- TASK TO COMPLETE
Your copy of the material below should match it exactly, except that it holds no pictures.

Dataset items
§

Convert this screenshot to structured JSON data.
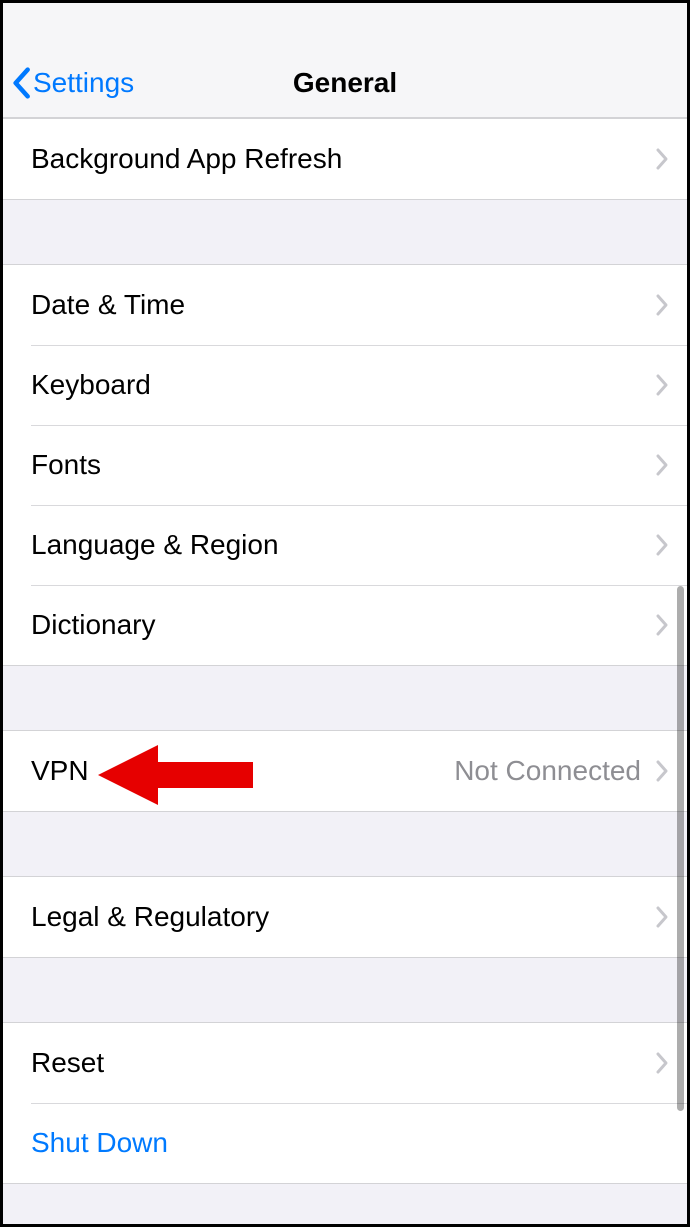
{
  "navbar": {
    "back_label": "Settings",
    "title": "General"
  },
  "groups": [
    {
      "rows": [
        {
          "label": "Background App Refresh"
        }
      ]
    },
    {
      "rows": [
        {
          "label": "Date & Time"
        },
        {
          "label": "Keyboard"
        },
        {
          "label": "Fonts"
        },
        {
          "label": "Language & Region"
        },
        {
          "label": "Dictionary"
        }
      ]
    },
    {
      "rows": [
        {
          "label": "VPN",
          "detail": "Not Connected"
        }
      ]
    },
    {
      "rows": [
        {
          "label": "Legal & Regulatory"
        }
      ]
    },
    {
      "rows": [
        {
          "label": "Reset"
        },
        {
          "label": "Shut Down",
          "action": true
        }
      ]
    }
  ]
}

§

- EXERCISE ANSWER
Convert this screenshot to structured JSON data.
{
  "navbar": {
    "back_label": "Settings",
    "title": "General"
  },
  "groups": [
    {
      "rows": [
        {
          "label": "Background App Refresh"
        }
      ]
    },
    {
      "rows": [
        {
          "label": "Date & Time"
        },
        {
          "label": "Keyboard"
        },
        {
          "label": "Fonts"
        },
        {
          "label": "Language & Region"
        },
        {
          "label": "Dictionary"
        }
      ]
    },
    {
      "rows": [
        {
          "label": "VPN",
          "detail": "Not Connected"
        }
      ]
    },
    {
      "rows": [
        {
          "label": "Legal & Regulatory"
        }
      ]
    },
    {
      "rows": [
        {
          "label": "Reset"
        },
        {
          "label": "Shut Down",
          "action": true
        }
      ]
    }
  ]
}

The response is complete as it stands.